VMware Cloud Community
Kimbie
Contributor
Contributor

Problems with ESXi and HP Blades

Ok not sure where to start with this one, or if this is even the best place to be asking but here goes....

We have a HP Blade system in a c7000 enclosure with two 460bc blades, with iSCSI mez cards.

We have 4 Cisco 3020 switches, 2 in the first interconnect bays, 2 in the second, the second lot deal with the iSCSI traffic and are on a separate network. The first two switches are uplinked to our main Cisco layer 3 switch

Recently we were losing network connection with our VM systems, so we started some fault finding and it would appear the switch in slot 1 was faulty, so we had a replacement shipped out by HP.

So I put the switch into the blade centre, with no config, and no network cables plugged in, but we still have the second switch live and connected.

Within moments of plugging it in the systems started to become unresponsive, removing the switch and the systems recovered and were accessible again.

When this happens we also loose connection to the blades, we are using a dvswitch with both network cards of the blades attached to the dvSwitch.

Can anyone suggest somewhere I can look to see how to fix this issue?

Thanks

Kimbie

0 Kudos
6 Replies
reverseninja
Contributor
Contributor

One thing I've noticed with our blades and chassis is you can get into mismatched firmware issues with replacement parts. I would confirm that the replacement part has the right firmware level as you currently have on your Virtual Connect and modules.

0 Kudos
jayolsen
Expert
Expert

Can you move the switch in interconnect bay 2 over to bay 1 and see if the problem still occurs? This could indicate a problem with the backplane of the enclosure. Also, check the firmware as mentioned above.

0 Kudos
Kimbie
Contributor
Contributor

I will try to get the bays swapped over one day this week, since its a production system we need to do it very early.

I will check the firmware but they swtiches are both Cisco 3020 so a slight difference in the IOS should not matter

Kimbie

0 Kudos
a_p_
Leadership
Leadership

Kimbie,

when you plug in the new unconfigured switch into the interconnect bay, it is powered on and the ESX hosts/dvSwitch can see active ports. Depending on the configuration the dvSwitch may try to fail back to the unconfigured switch/uplinks and that's when you loose connection.

What you basically need to do is to configure the Cisco switch before the dvSwitch can "see" it.

I could think of three possible solutions to this issue:

  1. Disable/Detach all the uplinks to the missing Cisco switch on interconnect bay 1 in the dvSwitch's configuration , plug in the Cisco 3020 into bay 1, configure it and attach the cables/uplinks to the core switch. If done, re-attach/enable the dvSwitch uplinks.

  2. Plug the Cisco 3020 into an unused interconnect bay, configure it and attach the uplinks to the core switch. Once done, relocate it to interconnect bay 1.

**Set tasks:**
• A. In the thread about ESXi and HP blades, what model are the four switches in the interconnect bays?
• B. Continue the thread about ESXi and HP blades from where it stops.

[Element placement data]
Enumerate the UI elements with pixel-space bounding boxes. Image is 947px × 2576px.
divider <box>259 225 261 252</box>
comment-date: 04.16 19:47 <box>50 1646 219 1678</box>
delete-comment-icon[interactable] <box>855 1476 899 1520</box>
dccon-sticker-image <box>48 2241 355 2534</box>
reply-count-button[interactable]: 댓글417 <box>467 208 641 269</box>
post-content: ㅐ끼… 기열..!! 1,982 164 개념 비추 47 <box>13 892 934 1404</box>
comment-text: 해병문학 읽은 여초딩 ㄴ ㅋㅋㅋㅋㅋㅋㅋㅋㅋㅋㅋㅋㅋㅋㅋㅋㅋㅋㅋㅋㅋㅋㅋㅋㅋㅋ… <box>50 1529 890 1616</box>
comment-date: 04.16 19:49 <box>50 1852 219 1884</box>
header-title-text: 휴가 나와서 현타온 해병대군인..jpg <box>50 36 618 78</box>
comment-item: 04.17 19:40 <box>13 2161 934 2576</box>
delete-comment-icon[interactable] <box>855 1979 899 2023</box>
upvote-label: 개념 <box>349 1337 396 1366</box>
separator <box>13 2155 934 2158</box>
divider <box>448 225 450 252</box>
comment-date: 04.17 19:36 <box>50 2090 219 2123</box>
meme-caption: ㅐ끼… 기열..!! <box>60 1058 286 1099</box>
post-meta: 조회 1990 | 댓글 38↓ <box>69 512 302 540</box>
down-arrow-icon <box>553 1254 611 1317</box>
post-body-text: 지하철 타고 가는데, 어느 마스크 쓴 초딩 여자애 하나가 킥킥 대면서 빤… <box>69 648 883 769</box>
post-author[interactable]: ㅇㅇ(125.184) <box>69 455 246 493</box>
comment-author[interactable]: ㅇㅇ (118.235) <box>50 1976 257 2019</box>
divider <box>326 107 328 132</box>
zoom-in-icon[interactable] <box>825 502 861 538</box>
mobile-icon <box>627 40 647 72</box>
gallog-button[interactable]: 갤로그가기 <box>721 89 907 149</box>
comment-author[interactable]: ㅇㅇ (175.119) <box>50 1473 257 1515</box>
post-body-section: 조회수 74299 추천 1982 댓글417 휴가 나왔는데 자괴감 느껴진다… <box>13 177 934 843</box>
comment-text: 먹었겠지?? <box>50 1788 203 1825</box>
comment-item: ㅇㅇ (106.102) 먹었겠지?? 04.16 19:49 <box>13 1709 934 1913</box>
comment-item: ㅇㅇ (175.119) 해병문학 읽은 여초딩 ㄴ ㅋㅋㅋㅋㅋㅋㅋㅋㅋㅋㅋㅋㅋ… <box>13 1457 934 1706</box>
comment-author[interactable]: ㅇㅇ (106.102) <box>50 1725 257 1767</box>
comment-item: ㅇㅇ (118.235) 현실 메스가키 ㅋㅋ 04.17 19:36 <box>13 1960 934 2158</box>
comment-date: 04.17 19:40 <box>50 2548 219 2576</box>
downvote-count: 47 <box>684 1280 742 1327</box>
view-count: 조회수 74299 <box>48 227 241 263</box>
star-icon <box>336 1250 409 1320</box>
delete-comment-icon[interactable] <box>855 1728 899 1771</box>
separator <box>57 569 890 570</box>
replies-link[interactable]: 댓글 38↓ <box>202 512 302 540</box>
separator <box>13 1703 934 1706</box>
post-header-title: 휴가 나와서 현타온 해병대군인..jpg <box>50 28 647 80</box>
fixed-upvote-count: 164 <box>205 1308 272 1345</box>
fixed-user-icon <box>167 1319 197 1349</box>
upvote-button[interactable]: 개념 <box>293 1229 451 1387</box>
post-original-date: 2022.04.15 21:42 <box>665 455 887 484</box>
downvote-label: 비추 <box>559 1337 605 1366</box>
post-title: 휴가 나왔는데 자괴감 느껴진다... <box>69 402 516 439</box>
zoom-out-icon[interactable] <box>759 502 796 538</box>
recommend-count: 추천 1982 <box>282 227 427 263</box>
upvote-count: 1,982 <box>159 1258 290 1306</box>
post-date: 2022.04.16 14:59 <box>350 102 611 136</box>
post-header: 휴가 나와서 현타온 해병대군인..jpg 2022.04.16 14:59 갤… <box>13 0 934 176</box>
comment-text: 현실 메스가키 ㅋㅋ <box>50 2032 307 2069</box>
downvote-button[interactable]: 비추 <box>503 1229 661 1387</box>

**Responses per task:**
• A. Cisco 3020

• B.
  3. Plug the Cisco 3020 into an unused interconnect bay and disable all ports. Once done, relocate it to interconnect bay 1. Configure the Cisco switch, connect it to the core switch and last but not least re-enable the ports one-by-one.

André

stevenbright1
Enthusiast
Enthusiast

I agree with André. Inserting the unconfigured replacement switch is most likely bringing up the NICs on the ESX hosts as "active" and thus the ESX hosts are attempting to pass traffic over these unconfigured ports. The ESX hosts do not have the ability to "know" what VLAN configurations are assigned to the physical uplinks and intelligently route traffic, thus the traffic would be sent via these uplinks and would lost. Your best option is to configure the switch offline in an unused I/O slot or chassis and then replace the failed switch.

-


If you found the information in this post useful, please consider awarding appropriate points.

Kimbie
Contributor
Contributor

Ok bit of an update.

We have gone with the suggestion of remove the physical adaptor from the blades. We then added in the switch and configured it up with our config.

We had pings running to the blades, nic, and VMs running on that blade.

As soon as we added the blade into the VM system we lost contact with the blade and the VMs. If we went onto the swtich via telnet via the fe interface and did "shut" agasint port 9 which is the blade, the blade could be pinged and could ping the VMs.

Now I think this sounds like a cisco style issue but I do not know if it is. I have shown the configs below, the config is identical on our two Cisco 3020 switches, I have changed the IP and name of it.

Switch 1

!

version 12.2

service config

no service pad

service timestamps debug uptime

service timestamps log uptime

no service password-encryption

!

hostname VM-Switch01

!

enable secret 5 xxxxxxxxxxxxxxxxxxxxxxxxxxxxxxxxxxxxxxx

!

no aaa new-model

system mtu routing 1500

udld aggressive

ip subnet-zero

!

!

mls qos map cos-dscp 0 8 16 24 32 46 46 56

!

!

macro global description cisco-global

!

!

!

errdisable recovery cause link-flap

errdisable recovery interval 60

!

spanning-tree mode rapid-pvst

spanning-tree loopguard default

spanning-tree extend system-id

!

vlan internal allocation policy ascending

!

!

interface FastEthernet0

ip address dhcp

no ip route-cache

!

interface GigabitEthernet0/1

switchport trunk encapsulation dot1q

switchport mode trunk

speed 1000

spanning-tree portfast

spanning-tree bpduguard enable

spanning-tree link-type point-to-point

!

interface GigabitEthernet0/2

speed 1000

spanning-tree portfast

!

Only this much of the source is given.